### DATA EXCERPTS

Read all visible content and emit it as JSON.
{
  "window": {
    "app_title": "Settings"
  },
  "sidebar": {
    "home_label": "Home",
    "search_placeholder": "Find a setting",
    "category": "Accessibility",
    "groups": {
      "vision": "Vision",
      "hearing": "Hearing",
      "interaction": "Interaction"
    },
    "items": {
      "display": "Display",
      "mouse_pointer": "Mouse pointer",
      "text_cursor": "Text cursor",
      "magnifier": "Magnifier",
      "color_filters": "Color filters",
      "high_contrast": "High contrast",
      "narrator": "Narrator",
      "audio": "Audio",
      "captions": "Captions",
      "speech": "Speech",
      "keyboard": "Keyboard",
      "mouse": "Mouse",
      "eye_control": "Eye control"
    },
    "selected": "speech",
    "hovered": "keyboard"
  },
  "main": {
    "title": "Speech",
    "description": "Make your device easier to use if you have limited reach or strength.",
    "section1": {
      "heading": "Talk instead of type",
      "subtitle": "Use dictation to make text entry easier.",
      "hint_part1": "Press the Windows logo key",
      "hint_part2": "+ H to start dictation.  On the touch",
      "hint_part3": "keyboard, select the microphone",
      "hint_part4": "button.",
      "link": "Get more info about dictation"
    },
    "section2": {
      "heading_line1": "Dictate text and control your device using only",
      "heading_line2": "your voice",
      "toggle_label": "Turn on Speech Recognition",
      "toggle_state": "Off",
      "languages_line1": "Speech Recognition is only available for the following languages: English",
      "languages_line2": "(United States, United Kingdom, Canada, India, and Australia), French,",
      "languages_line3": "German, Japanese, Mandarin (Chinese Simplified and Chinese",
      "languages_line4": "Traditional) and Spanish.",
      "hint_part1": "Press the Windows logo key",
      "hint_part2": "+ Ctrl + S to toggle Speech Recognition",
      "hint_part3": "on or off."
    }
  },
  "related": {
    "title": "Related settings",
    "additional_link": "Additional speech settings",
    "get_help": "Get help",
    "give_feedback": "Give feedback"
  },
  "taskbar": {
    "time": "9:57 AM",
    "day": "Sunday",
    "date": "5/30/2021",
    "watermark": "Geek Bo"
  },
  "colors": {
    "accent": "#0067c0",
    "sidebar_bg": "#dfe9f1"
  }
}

######

**SET PROBLEM**
Extract the complete listing verbatim.

**EXERCISE RESPONSE**
Read all visible content and emit it as JSON.
{
  "window": {
    "app_title": "Settings"
  },
  "sidebar": {
    "home_label": "Home",
    "search_placeholder": "Find a setting",
    "category": "Accessibility",
    "groups": {
      "vision": "Vision",
      "hearing": "Hearing",
      "interaction": "Interaction"
    },
    "items": {
      "display": "Display",
      "mouse_pointer": "Mouse pointer",
      "text_cursor": "Text cursor",
      "magnifier": "Magnifier",
      "color_filters": "Color filters",
      "high_contrast": "High contrast",
      "narrator": "Narrator",
      "audio": "Audio",
      "captions": "Captions",
      "speech": "Speech",
      "keyboard": "Keyboard",
      "mouse": "Mouse",
      "eye_control": "Eye control"
    },
    "selected": "speech",
    "hovered": "keyboard"
  },
  "main": {
    "title": "Speech",
    "description": "Make your device easier to use if you have limited reach or strength.",
    "section1": {
      "heading": "Talk instead of type",
      "subtitle": "Use dictation to make text entry easier.",
      "hint_part1": "Press the Windows logo key",
      "hint_part2": "+ H to start dictation.  On the touch",
      "hint_part3": "keyboard, select the microphone",
      "hint_part4": "button.",
      "link": "Get more info about dictation"
    },
    "section2": {
      "heading_line1": "Dictate text and control your device using only",
      "heading_line2": "your voice",
      "toggle_label": "Turn on Speech Recognition",
      "toggle_state": "Off",
      "languages_line1": "Speech Recognition is only available for the following languages: English",
      "languages_line2": "(United States, United Kingdom, Canada, India, and Australia), French,",
      "languages_line3": "German, Japanese, Mandarin (Chinese Simplified and Chinese",
      "languages_line4": "Traditional) and Spanish.",
      "hint_part1": "Press the Windows logo key",
      "hint_part2": "+ Ctrl + S to toggle Speech Recognition",
      "hint_part3": "on or off."
    }
  },
  "related": {
    "title": "Related settings",
    "additional_link": "Additional speech settings",
    "get_help": "Get help",
    "give_feedback": "Give feedback"
  },
  "taskbar": {
    "time": "9:57 AM",
    "day": "Sunday",
    "date": "5/30/2021",
    "watermark": "Geek Bo"
  },
  "colors": {
    "accent": "#0067c0",
    "sidebar_bg": "#dfe9f1"
  }
}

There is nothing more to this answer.